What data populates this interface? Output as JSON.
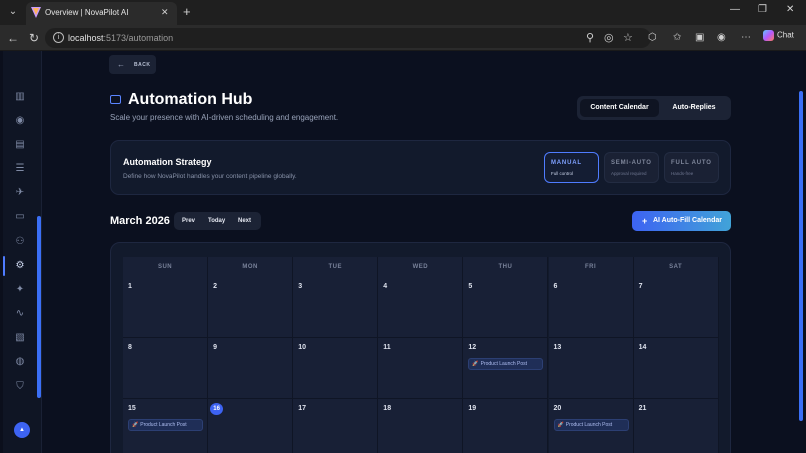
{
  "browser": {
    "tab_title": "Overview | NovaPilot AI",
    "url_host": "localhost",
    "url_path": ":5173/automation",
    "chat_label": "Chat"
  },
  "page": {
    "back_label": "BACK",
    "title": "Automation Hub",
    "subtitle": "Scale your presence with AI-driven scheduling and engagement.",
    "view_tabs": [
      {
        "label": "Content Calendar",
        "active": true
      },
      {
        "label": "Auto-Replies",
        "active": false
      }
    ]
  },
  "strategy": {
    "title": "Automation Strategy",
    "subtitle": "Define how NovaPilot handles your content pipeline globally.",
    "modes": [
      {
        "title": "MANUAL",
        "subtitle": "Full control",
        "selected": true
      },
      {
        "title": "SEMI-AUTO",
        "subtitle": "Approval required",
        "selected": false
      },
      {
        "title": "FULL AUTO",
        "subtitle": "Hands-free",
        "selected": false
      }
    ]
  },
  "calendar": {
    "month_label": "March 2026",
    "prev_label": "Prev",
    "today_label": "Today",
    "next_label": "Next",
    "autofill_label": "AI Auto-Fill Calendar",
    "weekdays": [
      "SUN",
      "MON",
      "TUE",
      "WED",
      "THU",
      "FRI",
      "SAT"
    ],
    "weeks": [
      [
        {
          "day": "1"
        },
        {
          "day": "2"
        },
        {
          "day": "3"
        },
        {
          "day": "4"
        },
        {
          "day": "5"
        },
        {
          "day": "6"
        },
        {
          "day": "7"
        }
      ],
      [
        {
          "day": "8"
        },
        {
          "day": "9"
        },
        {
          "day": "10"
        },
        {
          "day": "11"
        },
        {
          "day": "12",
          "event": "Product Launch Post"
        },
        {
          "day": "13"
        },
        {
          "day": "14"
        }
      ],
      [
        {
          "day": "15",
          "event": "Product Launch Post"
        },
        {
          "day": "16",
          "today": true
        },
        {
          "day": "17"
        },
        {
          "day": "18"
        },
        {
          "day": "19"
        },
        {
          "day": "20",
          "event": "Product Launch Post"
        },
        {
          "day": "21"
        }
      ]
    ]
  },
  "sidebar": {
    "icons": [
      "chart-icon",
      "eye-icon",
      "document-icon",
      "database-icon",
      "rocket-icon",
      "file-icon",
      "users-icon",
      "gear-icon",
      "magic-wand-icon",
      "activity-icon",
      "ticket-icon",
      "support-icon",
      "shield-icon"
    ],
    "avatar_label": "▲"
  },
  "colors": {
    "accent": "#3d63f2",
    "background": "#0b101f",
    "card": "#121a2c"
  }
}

==================================================

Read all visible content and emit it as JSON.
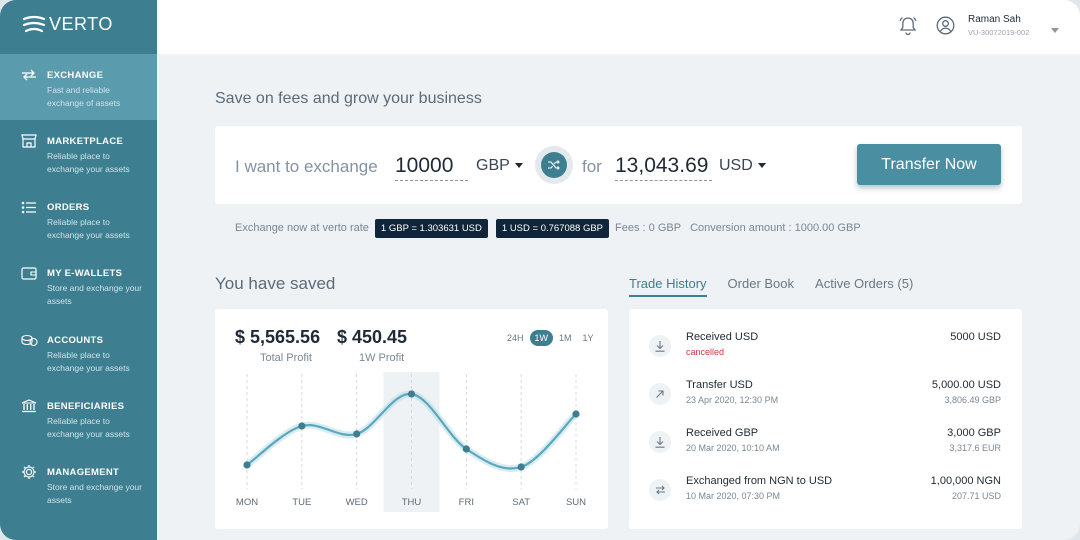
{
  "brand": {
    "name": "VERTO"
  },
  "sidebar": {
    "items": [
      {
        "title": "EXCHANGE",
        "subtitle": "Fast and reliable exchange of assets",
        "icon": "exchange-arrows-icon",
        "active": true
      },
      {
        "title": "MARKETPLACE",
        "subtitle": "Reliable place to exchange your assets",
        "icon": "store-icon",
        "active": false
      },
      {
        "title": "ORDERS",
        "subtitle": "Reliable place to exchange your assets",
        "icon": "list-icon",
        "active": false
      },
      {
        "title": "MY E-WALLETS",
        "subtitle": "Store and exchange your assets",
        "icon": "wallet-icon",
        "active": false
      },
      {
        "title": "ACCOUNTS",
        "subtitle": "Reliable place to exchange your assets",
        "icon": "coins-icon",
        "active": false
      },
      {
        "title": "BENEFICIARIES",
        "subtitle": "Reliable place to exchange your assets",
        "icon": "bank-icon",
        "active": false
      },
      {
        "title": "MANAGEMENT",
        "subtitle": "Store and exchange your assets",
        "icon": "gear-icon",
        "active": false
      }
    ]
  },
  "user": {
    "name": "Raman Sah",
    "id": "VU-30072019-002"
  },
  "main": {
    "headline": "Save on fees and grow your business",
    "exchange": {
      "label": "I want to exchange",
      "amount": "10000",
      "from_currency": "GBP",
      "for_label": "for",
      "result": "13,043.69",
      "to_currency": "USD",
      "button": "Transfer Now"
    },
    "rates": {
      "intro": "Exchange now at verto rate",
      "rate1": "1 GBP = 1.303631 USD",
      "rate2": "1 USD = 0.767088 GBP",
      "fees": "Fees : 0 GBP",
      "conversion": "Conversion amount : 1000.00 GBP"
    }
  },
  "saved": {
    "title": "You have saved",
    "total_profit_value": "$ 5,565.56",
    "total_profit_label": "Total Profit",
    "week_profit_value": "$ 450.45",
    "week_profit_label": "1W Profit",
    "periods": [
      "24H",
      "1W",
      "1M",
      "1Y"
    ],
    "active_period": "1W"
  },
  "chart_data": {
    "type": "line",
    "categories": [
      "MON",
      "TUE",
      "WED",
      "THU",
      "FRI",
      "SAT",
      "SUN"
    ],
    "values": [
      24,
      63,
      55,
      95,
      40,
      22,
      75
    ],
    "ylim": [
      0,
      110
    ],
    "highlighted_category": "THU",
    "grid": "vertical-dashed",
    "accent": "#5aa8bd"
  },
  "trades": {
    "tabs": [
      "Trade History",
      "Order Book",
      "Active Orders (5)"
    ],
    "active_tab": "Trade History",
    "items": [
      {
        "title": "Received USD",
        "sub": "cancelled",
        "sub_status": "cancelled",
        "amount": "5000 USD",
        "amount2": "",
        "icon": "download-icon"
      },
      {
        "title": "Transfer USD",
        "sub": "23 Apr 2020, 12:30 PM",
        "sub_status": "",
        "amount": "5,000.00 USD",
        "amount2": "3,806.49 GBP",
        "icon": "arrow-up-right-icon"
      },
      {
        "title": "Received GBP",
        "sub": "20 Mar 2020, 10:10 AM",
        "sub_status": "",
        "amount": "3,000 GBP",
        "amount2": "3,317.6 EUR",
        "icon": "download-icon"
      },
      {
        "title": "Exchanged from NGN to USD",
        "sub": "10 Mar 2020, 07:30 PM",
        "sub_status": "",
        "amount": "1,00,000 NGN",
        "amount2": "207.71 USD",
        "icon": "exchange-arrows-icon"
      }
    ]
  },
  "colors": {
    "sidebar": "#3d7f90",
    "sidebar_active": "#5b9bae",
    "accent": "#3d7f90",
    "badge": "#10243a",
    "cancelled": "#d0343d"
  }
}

==================================================

▶ [Stated task]: Search the lines for the string "arrows" and copy every line that has it.

▶ [Answer to the exercise]:
        "icon": "exchange-arrows-icon",
        "icon": "exchange-arrows-icon"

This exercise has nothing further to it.